### MATERIAL SHOWN ###
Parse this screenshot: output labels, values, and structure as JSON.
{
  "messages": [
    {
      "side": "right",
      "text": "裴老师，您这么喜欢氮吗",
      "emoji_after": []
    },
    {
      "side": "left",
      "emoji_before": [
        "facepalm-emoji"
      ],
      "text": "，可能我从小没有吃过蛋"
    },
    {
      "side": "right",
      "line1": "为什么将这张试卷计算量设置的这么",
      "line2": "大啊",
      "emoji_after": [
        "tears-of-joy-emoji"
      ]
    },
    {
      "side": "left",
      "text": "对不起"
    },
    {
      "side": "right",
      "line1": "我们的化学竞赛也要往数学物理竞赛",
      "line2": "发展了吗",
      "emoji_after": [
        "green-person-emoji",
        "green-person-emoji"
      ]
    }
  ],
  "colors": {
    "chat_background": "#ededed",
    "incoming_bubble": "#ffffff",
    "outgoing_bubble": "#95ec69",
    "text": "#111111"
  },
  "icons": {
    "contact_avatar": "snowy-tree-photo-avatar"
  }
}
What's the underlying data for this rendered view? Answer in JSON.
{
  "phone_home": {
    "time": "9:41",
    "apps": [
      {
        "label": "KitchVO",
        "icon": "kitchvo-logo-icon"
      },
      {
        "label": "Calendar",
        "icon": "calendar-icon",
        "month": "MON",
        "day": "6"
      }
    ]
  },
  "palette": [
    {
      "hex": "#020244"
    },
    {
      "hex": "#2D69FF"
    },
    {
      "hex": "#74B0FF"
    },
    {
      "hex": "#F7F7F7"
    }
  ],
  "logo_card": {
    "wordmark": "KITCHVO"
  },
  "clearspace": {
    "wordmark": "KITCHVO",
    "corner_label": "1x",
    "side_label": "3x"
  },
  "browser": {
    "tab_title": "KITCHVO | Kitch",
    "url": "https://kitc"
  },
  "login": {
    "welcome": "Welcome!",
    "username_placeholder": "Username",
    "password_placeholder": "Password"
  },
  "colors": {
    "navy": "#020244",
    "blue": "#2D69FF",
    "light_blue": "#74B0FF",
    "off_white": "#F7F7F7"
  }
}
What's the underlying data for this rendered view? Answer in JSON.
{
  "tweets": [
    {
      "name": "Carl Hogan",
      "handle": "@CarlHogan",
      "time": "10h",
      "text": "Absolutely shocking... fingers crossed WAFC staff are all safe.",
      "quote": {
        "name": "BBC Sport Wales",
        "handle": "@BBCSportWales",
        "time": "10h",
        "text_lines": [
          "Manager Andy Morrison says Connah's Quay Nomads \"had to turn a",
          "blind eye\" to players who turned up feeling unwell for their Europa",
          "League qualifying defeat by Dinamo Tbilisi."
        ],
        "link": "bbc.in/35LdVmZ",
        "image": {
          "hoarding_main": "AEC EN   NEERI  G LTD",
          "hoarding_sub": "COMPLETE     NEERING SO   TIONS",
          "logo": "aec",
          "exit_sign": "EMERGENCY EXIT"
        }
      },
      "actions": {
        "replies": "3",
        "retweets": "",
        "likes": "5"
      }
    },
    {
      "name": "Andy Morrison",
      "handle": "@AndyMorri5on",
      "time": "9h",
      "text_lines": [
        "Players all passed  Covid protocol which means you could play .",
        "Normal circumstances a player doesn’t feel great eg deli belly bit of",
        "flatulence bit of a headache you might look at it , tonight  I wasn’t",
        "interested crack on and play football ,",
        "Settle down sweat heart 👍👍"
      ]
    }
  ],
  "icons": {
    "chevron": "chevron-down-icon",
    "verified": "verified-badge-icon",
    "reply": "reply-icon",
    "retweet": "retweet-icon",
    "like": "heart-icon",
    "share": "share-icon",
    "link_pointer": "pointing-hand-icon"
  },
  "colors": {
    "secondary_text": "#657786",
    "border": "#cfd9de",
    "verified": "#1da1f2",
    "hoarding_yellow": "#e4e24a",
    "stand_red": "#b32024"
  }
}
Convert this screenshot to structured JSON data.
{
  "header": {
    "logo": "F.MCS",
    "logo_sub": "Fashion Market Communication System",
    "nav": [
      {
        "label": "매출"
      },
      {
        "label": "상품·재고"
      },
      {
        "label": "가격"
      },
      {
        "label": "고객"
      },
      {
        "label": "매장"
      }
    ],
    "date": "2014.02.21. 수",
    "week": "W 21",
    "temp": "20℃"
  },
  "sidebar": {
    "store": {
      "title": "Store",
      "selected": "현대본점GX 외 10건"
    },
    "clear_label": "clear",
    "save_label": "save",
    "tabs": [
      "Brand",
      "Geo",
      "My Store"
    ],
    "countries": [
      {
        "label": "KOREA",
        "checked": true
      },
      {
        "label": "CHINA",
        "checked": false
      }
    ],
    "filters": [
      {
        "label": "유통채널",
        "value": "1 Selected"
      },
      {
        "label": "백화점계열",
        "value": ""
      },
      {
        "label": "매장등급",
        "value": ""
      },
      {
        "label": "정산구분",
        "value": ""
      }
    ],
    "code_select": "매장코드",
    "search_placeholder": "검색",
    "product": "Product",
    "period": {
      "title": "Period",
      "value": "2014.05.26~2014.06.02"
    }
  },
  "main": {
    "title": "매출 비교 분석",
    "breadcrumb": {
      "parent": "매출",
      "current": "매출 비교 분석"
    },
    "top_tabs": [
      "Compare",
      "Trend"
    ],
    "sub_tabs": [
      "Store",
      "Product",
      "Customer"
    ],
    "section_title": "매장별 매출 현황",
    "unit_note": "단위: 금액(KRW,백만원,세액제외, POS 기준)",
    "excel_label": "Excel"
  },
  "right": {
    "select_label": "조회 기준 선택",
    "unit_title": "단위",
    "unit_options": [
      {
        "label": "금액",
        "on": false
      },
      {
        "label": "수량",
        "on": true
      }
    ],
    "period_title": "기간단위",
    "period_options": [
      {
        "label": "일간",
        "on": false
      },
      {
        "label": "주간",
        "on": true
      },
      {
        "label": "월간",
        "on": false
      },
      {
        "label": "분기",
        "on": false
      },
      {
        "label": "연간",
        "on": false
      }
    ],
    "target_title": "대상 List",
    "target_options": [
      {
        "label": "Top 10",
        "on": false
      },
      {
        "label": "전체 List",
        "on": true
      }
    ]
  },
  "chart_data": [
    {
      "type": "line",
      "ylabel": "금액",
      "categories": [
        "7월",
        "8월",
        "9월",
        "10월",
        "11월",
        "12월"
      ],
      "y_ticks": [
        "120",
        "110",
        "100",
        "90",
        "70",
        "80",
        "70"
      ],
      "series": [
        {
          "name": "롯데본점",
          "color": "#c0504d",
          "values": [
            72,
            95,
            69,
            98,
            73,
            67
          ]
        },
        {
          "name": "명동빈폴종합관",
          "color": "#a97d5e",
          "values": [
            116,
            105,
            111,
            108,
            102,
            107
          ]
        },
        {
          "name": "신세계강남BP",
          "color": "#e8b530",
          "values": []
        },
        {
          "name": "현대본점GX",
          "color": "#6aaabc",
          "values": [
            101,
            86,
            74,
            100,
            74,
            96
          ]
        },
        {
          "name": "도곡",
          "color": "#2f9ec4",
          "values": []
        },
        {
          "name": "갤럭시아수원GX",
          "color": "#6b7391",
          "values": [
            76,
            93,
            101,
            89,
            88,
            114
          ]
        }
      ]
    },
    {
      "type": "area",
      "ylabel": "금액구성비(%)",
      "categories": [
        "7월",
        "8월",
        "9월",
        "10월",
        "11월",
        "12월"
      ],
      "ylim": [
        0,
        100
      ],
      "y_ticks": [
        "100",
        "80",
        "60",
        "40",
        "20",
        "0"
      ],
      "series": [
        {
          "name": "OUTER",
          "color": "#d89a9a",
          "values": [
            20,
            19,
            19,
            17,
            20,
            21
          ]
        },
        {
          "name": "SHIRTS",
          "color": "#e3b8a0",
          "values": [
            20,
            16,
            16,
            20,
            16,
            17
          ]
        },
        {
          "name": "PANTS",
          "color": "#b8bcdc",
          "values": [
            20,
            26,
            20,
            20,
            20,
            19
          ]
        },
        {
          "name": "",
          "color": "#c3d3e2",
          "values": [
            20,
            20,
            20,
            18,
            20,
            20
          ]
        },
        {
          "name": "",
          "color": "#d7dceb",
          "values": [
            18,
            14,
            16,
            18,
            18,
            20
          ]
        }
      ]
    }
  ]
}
###
** WHAT TO PRODUCE **
Count each line of the data where the word "wordmark" appears, then reply with the total only.

** THE RESULT **
2